Exercise directions
Quote all entries in full, exactly.

Recorded information
============
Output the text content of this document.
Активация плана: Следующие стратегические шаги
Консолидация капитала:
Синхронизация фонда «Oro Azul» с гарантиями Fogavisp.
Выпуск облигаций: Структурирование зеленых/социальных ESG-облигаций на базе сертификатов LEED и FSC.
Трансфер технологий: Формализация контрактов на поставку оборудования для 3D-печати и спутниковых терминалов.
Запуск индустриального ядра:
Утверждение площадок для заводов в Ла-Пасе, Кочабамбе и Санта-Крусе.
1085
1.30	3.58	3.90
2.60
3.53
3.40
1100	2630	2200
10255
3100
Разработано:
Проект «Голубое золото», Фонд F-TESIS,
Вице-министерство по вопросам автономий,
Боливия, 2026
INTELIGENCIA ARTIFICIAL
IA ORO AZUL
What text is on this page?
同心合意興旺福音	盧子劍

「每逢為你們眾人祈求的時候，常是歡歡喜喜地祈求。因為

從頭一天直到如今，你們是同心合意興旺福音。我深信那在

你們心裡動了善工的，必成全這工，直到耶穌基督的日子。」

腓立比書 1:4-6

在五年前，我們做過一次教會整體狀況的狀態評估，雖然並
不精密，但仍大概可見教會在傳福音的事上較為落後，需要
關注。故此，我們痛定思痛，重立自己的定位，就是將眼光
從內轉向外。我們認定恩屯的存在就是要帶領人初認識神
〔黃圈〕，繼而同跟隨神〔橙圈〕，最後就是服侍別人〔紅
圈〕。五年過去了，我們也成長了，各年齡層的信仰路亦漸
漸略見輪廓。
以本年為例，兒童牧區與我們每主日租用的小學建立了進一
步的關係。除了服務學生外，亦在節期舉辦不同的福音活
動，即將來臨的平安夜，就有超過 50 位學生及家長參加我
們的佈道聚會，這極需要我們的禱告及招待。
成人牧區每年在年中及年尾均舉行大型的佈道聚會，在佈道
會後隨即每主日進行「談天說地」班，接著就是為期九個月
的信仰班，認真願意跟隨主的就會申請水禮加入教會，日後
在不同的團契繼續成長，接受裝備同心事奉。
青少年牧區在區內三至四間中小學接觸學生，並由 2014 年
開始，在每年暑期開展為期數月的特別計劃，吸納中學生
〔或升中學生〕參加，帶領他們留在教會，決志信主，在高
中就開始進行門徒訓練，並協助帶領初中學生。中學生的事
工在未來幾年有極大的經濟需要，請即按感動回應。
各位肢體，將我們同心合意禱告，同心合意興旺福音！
============
Written answer
Output the text content of this document.
Активация плана: Следующие стратегические шаги
Консолидация капитала:
Синхронизация фонда «Oro Azul» с гарантиями Fogavisp.
Выпуск облигаций: Структурирование зеленых/социальных ESG-облигаций на базе сертификатов LEED и FSC.
Трансфер технологий: Формализация контрактов на поставку оборудования для 3D-печати и спутниковых терминалов.
Запуск индустриального ядра:
Утверждение площадок для заводов в Ла-Пасе, Кочабамбе и Санта-Крусе.
1085
1.30	3.58	3.90
2.60
3.53
3.40
1100	2630	2200
10255
3100
Разработано:
Проект «Голубое золото», Фонд F-TESIS,
Вице-министерство по вопросам автономий,
Боливия, 2026
INTELIGENCIA ARTIFICIAL
IA ORO AZUL
What text is on this page?
同心合意興旺福音	盧子劍

「每逢為你們眾人祈求的時候，常是歡歡喜喜地祈求。因為

從頭一天直到如今，你們是同心合意興旺福音。我深信那在

你們心裡動了善工的，必成全這工，直到耶穌基督的日子。」

腓立比書 1:4-6

在五年前，我們做過一次教會整體狀況的狀態評估，雖然並
不精密，但仍大概可見教會在傳福音的事上較為落後，需要
關注。故此，我們痛定思痛，重立自己的定位，就是將眼光
從內轉向外。我們認定恩屯的存在就是要帶領人初認識神
〔黃圈〕，繼而同跟隨神〔橙圈〕，最後就是服侍別人〔紅
圈〕。五年過去了，我們也成長了，各年齡層的信仰路亦漸
漸略見輪廓。
以本年為例，兒童牧區與我們每主日租用的小學建立了進一
步的關係。除了服務學生外，亦在節期舉辦不同的福音活
動，即將來臨的平安夜，就有超過 50 位學生及家長參加我
們的佈道聚會，這極需要我們的禱告及招待。
成人牧區每年在年中及年尾均舉行大型的佈道聚會，在佈道
會後隨即每主日進行「談天說地」班，接著就是為期九個月
的信仰班，認真願意跟隨主的就會申請水禮加入教會，日後
在不同的團契繼續成長，接受裝備同心事奉。
青少年牧區在區內三至四間中小學接觸學生，並由 2014 年
開始，在每年暑期開展為期數月的特別計劃，吸納中學生
〔或升中學生〕參加，帶領他們留在教會，決志信主，在高
中就開始進行門徒訓練，並協助帶領初中學生。中學生的事
工在未來幾年有極大的經濟需要，請即按感動回應。
各位肢體，將我們同心合意禱告，同心合意興旺福音！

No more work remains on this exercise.